** Start Input rows **
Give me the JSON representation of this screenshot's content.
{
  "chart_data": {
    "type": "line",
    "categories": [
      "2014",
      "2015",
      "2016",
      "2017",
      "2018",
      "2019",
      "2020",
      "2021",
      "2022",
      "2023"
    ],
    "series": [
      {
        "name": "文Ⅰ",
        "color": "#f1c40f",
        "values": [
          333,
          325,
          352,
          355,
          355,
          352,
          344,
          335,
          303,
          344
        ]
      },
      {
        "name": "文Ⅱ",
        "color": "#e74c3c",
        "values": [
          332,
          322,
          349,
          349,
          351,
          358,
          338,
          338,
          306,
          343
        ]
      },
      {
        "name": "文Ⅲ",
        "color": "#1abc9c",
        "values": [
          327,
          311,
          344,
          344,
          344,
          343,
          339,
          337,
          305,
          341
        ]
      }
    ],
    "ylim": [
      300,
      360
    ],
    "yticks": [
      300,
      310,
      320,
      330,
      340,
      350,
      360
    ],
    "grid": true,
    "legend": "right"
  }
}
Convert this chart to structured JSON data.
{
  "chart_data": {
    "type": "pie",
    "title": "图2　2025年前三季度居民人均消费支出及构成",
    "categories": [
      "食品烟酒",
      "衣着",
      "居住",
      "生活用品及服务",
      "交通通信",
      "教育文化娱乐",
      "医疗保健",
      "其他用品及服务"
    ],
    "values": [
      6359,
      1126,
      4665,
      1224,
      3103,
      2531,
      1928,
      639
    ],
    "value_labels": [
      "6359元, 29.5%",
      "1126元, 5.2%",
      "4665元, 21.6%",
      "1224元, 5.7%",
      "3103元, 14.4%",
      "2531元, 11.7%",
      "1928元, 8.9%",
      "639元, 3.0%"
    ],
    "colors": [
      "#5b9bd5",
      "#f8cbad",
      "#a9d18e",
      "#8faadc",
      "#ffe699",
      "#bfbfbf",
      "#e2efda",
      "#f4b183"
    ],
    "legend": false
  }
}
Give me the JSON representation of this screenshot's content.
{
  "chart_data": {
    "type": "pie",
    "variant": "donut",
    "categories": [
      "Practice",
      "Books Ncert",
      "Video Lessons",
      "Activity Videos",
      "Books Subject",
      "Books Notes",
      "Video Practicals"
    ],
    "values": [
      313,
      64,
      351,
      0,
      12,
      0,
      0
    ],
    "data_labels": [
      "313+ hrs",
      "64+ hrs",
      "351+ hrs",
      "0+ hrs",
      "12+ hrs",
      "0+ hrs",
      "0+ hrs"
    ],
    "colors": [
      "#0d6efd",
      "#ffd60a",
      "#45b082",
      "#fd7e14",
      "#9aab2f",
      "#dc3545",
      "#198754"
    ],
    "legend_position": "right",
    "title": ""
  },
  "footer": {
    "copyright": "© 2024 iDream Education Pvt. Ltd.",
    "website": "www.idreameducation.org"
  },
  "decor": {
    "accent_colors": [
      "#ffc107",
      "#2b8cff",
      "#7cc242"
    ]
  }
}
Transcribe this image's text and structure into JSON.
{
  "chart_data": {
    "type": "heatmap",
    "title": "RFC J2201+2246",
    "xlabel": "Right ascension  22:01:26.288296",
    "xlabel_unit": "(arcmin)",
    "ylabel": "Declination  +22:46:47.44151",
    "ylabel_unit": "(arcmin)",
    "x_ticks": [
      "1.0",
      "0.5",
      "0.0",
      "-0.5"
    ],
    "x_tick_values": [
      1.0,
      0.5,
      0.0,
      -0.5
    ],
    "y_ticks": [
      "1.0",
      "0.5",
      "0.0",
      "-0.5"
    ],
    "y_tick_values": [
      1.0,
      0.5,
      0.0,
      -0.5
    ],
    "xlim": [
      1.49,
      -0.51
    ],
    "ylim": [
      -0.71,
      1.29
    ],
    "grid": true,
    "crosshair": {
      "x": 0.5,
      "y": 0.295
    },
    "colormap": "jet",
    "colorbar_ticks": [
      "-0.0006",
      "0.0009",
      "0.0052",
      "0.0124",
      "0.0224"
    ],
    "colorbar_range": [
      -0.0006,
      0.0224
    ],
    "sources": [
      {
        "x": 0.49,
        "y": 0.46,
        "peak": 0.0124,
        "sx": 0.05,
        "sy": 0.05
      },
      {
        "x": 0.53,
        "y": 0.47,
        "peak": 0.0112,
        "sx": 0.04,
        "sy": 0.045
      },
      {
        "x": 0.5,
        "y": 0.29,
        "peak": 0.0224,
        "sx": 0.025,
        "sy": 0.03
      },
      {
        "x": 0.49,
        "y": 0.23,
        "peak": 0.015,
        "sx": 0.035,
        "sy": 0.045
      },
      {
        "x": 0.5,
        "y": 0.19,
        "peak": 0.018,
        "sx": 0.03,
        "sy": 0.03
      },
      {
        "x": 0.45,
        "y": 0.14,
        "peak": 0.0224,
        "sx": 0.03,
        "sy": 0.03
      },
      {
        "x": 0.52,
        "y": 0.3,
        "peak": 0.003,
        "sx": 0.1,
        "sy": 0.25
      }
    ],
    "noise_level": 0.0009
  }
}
** End Input rows **
Work instructions
The answer is a single number, the count of lines in the records that contain the string "Books".

Solved exercise
3